» Exercise
Transcribe every line of the records verbatim.

» Material supplied
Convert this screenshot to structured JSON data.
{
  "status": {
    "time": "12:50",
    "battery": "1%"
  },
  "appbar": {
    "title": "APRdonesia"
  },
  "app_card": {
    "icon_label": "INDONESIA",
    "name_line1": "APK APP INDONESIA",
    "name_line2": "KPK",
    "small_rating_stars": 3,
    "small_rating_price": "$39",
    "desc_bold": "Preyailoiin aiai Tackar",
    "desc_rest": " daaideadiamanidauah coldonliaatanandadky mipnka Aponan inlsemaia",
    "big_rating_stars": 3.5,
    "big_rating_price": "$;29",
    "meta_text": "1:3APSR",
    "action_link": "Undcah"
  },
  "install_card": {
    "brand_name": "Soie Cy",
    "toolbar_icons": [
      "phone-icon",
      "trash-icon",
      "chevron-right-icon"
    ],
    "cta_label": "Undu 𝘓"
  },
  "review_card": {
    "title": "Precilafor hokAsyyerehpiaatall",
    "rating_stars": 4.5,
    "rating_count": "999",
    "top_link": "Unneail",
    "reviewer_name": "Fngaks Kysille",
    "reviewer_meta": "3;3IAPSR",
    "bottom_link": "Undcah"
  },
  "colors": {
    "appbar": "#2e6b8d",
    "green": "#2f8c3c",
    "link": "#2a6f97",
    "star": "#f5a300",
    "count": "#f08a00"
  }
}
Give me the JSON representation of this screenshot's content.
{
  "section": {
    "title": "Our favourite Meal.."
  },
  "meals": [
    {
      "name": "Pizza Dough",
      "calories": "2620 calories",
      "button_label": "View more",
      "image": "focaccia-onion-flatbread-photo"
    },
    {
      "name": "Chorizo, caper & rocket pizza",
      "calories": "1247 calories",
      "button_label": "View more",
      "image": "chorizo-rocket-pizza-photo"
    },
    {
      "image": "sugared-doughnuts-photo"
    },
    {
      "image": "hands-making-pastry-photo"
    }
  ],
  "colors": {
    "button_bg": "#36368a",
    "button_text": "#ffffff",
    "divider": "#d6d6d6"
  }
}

» Reply
Convert this screenshot to structured JSON data.
{
  "status": {
    "time": "12:50",
    "battery": "1%"
  },
  "appbar": {
    "title": "APRdonesia"
  },
  "app_card": {
    "icon_label": "INDONESIA",
    "name_line1": "APK APP INDONESIA",
    "name_line2": "KPK",
    "small_rating_stars": 3,
    "small_rating_price": "$39",
    "desc_bold": "Preyailoiin aiai Tackar",
    "desc_rest": " daaideadiamanidauah coldonliaatanandadky mipnka Aponan inlsemaia",
    "big_rating_stars": 3.5,
    "big_rating_price": "$;29",
    "meta_text": "1:3APSR",
    "action_link": "Undcah"
  },
  "install_card": {
    "brand_name": "Soie Cy",
    "toolbar_icons": [
      "phone-icon",
      "trash-icon",
      "chevron-right-icon"
    ],
    "cta_label": "Undu 𝘓"
  },
  "review_card": {
    "title": "Precilafor hokAsyyerehpiaatall",
    "rating_stars": 4.5,
    "rating_count": "999",
    "top_link": "Unneail",
    "reviewer_name": "Fngaks Kysille",
    "reviewer_meta": "3;3IAPSR",
    "bottom_link": "Undcah"
  },
  "colors": {
    "appbar": "#2e6b8d",
    "green": "#2f8c3c",
    "link": "#2a6f97",
    "star": "#f5a300",
    "count": "#f08a00"
  }
}
Give me the JSON representation of this screenshot's content.
{
  "section": {
    "title": "Our favourite Meal.."
  },
  "meals": [
    {
      "name": "Pizza Dough",
      "calories": "2620 calories",
      "button_label": "View more",
      "image": "focaccia-onion-flatbread-photo"
    },
    {
      "name": "Chorizo, caper & rocket pizza",
      "calories": "1247 calories",
      "button_label": "View more",
      "image": "chorizo-rocket-pizza-photo"
    },
    {
      "image": "sugared-doughnuts-photo"
    },
    {
      "image": "hands-making-pastry-photo"
    }
  ],
  "colors": {
    "button_bg": "#36368a",
    "button_text": "#ffffff",
    "divider": "#d6d6d6"
  }
}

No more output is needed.